Data lines.
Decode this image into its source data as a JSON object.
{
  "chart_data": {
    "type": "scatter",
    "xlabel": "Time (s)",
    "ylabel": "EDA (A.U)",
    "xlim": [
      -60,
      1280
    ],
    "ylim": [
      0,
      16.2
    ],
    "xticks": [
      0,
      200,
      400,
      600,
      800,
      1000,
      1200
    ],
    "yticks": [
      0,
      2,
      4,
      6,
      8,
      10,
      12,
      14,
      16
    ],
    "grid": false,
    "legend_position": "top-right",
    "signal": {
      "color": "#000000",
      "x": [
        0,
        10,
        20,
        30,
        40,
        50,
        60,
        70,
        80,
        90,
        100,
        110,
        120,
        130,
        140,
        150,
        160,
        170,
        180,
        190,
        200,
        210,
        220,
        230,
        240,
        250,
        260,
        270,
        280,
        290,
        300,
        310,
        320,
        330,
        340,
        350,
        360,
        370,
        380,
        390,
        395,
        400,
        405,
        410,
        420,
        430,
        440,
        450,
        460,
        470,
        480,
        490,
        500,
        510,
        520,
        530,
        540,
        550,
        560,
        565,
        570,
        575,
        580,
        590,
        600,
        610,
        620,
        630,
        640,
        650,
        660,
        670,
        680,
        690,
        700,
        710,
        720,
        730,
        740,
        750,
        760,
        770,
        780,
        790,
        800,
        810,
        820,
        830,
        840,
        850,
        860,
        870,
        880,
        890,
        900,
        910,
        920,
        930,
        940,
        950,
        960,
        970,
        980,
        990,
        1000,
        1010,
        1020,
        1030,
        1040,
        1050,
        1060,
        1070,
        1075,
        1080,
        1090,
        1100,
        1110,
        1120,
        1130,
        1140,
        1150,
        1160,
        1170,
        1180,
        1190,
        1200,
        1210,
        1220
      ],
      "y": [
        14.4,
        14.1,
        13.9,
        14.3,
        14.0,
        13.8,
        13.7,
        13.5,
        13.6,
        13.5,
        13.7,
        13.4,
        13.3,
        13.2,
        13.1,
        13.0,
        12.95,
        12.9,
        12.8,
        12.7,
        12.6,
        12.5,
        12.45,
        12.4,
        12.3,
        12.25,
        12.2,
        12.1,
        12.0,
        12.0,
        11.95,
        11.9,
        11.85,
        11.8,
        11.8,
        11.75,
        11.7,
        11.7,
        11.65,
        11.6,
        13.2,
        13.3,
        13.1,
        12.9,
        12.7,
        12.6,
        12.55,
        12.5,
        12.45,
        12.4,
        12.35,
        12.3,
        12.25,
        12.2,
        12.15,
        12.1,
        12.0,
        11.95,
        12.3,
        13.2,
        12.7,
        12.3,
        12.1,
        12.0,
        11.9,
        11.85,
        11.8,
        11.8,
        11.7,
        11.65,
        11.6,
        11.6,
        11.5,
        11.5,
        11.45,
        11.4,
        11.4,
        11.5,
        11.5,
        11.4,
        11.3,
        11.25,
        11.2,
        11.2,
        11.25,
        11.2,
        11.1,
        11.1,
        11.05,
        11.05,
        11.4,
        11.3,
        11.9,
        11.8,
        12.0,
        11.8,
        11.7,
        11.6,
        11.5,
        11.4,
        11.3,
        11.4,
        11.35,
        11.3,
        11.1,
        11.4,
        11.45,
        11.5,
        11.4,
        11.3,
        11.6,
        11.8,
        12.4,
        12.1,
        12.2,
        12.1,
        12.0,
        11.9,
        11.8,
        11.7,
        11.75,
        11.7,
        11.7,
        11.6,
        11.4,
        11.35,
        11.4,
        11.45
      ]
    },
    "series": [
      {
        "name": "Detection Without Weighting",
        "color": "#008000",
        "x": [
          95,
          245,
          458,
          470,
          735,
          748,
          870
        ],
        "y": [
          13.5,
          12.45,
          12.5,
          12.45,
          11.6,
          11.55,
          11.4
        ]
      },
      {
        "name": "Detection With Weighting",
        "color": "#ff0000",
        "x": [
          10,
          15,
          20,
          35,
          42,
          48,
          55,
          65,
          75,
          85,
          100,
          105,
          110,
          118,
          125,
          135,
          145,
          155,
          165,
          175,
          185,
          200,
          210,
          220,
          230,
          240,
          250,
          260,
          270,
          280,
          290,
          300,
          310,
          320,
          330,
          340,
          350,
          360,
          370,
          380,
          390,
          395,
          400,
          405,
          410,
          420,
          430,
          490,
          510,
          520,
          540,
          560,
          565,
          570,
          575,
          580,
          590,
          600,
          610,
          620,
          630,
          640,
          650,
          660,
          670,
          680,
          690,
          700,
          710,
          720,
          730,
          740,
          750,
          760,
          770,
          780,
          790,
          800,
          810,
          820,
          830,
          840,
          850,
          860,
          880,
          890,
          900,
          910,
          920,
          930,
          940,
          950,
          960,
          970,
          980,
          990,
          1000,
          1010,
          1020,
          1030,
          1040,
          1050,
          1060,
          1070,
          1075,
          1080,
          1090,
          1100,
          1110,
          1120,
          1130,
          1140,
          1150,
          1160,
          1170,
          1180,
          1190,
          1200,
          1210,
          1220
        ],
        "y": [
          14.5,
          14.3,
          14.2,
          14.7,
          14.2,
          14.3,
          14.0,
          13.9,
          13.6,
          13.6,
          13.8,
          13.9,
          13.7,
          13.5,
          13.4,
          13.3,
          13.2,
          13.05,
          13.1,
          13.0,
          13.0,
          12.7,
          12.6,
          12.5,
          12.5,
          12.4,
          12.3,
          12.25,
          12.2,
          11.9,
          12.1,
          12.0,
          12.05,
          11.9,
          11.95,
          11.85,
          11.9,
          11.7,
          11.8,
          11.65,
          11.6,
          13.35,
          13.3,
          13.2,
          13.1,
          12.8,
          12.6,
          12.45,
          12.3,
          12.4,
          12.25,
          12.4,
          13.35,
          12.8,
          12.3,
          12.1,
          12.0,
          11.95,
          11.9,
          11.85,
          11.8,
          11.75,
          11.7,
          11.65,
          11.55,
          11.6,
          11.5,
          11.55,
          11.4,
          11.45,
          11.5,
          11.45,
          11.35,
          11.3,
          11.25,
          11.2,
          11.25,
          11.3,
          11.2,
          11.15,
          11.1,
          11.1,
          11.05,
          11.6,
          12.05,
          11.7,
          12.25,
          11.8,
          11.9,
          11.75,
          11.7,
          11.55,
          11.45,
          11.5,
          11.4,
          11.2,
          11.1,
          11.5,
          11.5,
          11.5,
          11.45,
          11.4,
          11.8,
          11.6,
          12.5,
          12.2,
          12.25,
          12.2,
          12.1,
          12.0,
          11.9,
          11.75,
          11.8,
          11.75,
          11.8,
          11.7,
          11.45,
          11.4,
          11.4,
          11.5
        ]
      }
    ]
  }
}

Do this. Tally the lines in the listing that hold "Weighting" and report the number alone.

The output. 2